Every record below should be printed exactly as given.
-- -- --
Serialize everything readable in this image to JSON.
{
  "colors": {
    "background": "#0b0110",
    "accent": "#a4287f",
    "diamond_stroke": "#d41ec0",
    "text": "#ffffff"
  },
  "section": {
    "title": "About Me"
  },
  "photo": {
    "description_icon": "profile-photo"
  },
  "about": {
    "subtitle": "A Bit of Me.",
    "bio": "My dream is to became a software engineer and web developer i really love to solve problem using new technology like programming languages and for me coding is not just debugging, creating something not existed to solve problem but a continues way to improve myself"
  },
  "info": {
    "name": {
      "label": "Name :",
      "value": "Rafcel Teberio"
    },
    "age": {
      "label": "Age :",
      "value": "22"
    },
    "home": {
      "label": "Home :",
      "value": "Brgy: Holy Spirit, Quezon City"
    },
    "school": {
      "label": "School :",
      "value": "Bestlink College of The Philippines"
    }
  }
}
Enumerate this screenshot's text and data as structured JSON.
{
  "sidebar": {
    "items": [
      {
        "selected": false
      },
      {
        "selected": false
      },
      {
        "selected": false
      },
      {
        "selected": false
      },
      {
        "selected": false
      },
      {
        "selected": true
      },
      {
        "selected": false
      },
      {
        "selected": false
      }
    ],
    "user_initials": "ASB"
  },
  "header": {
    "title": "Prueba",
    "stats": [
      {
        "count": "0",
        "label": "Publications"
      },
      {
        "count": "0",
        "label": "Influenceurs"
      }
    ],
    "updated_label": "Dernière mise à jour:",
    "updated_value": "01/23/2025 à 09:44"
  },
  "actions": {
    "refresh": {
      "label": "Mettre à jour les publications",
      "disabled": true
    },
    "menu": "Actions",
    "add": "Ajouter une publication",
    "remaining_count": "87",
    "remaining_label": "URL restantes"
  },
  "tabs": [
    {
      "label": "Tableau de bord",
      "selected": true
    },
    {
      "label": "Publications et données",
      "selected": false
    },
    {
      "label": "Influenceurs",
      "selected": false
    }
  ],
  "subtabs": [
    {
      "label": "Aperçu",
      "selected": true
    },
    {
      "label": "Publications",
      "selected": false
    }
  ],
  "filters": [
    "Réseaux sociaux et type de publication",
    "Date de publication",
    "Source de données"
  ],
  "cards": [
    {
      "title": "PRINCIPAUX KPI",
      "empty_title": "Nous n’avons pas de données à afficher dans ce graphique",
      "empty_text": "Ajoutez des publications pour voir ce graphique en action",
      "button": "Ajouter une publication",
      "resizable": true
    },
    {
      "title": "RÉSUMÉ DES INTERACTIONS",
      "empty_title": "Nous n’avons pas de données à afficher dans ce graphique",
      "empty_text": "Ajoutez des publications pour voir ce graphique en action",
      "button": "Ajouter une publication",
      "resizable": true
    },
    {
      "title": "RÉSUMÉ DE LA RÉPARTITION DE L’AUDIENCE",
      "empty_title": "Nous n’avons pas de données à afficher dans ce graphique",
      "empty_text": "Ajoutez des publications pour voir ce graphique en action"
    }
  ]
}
-- -- --
Result
Serialize everything readable in this image to JSON.
{
  "colors": {
    "background": "#0b0110",
    "accent": "#a4287f",
    "diamond_stroke": "#d41ec0",
    "text": "#ffffff"
  },
  "section": {
    "title": "About Me"
  },
  "photo": {
    "description_icon": "profile-photo"
  },
  "about": {
    "subtitle": "A Bit of Me.",
    "bio": "My dream is to became a software engineer and web developer i really love to solve problem using new technology like programming languages and for me coding is not just debugging, creating something not existed to solve problem but a continues way to improve myself"
  },
  "info": {
    "name": {
      "label": "Name :",
      "value": "Rafcel Teberio"
    },
    "age": {
      "label": "Age :",
      "value": "22"
    },
    "home": {
      "label": "Home :",
      "value": "Brgy: Holy Spirit, Quezon City"
    },
    "school": {
      "label": "School :",
      "value": "Bestlink College of The Philippines"
    }
  }
}
Enumerate this screenshot's text and data as structured JSON.
{
  "sidebar": {
    "items": [
      {
        "selected": false
      },
      {
        "selected": false
      },
      {
        "selected": false
      },
      {
        "selected": false
      },
      {
        "selected": false
      },
      {
        "selected": true
      },
      {
        "selected": false
      },
      {
        "selected": false
      }
    ],
    "user_initials": "ASB"
  },
  "header": {
    "title": "Prueba",
    "stats": [
      {
        "count": "0",
        "label": "Publications"
      },
      {
        "count": "0",
        "label": "Influenceurs"
      }
    ],
    "updated_label": "Dernière mise à jour:",
    "updated_value": "01/23/2025 à 09:44"
  },
  "actions": {
    "refresh": {
      "label": "Mettre à jour les publications",
      "disabled": true
    },
    "menu": "Actions",
    "add": "Ajouter une publication",
    "remaining_count": "87",
    "remaining_label": "URL restantes"
  },
  "tabs": [
    {
      "label": "Tableau de bord",
      "selected": true
    },
    {
      "label": "Publications et données",
      "selected": false
    },
    {
      "label": "Influenceurs",
      "selected": false
    }
  ],
  "subtabs": [
    {
      "label": "Aperçu",
      "selected": true
    },
    {
      "label": "Publications",
      "selected": false
    }
  ],
  "filters": [
    "Réseaux sociaux et type de publication",
    "Date de publication",
    "Source de données"
  ],
  "cards": [
    {
      "title": "PRINCIPAUX KPI",
      "empty_title": "Nous n’avons pas de données à afficher dans ce graphique",
      "empty_text": "Ajoutez des publications pour voir ce graphique en action",
      "button": "Ajouter une publication",
      "resizable": true
    },
    {
      "title": "RÉSUMÉ DES INTERACTIONS",
      "empty_title": "Nous n’avons pas de données à afficher dans ce graphique",
      "empty_text": "Ajoutez des publications pour voir ce graphique en action",
      "button": "Ajouter une publication",
      "resizable": true
    },
    {
      "title": "RÉSUMÉ DE LA RÉPARTITION DE L’AUDIENCE",
      "empty_title": "Nous n’avons pas de données à afficher dans ce graphique",
      "empty_text": "Ajoutez des publications pour voir ce graphique en action"
    }
  ]
}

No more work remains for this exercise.